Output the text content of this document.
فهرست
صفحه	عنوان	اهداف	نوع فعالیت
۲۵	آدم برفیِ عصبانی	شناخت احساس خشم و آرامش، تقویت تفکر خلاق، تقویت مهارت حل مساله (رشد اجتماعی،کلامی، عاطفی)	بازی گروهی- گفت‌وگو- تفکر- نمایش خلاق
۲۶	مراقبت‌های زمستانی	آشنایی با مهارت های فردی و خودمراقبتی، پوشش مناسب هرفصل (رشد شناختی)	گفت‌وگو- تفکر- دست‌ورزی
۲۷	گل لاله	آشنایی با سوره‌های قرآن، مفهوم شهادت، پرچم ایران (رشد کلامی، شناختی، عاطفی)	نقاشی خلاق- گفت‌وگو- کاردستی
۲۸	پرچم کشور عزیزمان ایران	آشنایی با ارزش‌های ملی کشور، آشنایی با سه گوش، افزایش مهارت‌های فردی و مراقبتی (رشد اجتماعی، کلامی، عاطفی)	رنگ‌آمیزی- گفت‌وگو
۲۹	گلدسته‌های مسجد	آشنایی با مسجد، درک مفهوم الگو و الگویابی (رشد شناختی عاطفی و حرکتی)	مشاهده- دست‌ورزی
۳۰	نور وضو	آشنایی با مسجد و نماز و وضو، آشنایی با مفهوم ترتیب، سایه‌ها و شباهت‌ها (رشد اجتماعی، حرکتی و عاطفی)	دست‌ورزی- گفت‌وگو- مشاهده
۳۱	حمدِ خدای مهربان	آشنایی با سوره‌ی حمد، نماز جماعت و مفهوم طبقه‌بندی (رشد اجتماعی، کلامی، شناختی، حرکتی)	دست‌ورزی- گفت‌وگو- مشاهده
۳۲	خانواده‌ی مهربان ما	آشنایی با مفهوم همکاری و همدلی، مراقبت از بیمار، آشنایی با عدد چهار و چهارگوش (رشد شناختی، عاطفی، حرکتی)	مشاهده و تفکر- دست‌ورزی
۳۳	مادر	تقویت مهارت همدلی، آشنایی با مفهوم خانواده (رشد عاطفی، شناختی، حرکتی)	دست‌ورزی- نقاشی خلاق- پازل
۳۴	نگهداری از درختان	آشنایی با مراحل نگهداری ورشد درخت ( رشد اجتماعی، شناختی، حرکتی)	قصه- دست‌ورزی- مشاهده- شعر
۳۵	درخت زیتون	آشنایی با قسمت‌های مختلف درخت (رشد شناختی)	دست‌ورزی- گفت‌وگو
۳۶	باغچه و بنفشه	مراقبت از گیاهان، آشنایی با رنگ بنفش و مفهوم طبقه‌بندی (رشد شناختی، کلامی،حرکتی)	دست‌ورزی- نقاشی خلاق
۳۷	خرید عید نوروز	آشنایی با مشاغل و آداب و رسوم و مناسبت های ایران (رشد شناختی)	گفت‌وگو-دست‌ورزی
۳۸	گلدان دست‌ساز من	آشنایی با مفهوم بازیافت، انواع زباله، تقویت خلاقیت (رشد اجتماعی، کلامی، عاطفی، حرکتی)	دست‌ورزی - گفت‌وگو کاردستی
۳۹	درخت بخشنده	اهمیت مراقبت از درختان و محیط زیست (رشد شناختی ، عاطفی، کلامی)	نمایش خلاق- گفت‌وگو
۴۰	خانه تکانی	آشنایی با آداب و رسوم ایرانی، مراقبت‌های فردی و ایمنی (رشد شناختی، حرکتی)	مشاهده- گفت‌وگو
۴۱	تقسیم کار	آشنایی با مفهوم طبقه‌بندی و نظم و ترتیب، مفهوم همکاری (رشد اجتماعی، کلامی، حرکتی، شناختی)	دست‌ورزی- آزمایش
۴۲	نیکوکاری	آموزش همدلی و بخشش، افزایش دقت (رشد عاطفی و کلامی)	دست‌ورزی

■ WRITTEN REQUEST ■
Locate the word "سوره" in the records above, and return each line that has it.

■ RESULT FOR THIS EXERCISE ■
۲۷	گل لاله	آشنایی با سوره‌های قرآن، مفهوم شهادت، پرچم ایران (رشد کلامی، شناختی، عاطفی)	نقاشی خلاق- گفت‌وگو- کاردستی
۳۱	حمدِ خدای مهربان	آشنایی با سوره‌ی حمد، نماز جماعت و مفهوم طبقه‌بندی (رشد اجتماعی، کلامی، شناختی، حرکتی)	دست‌ورزی- گفت‌وگو- مشاهده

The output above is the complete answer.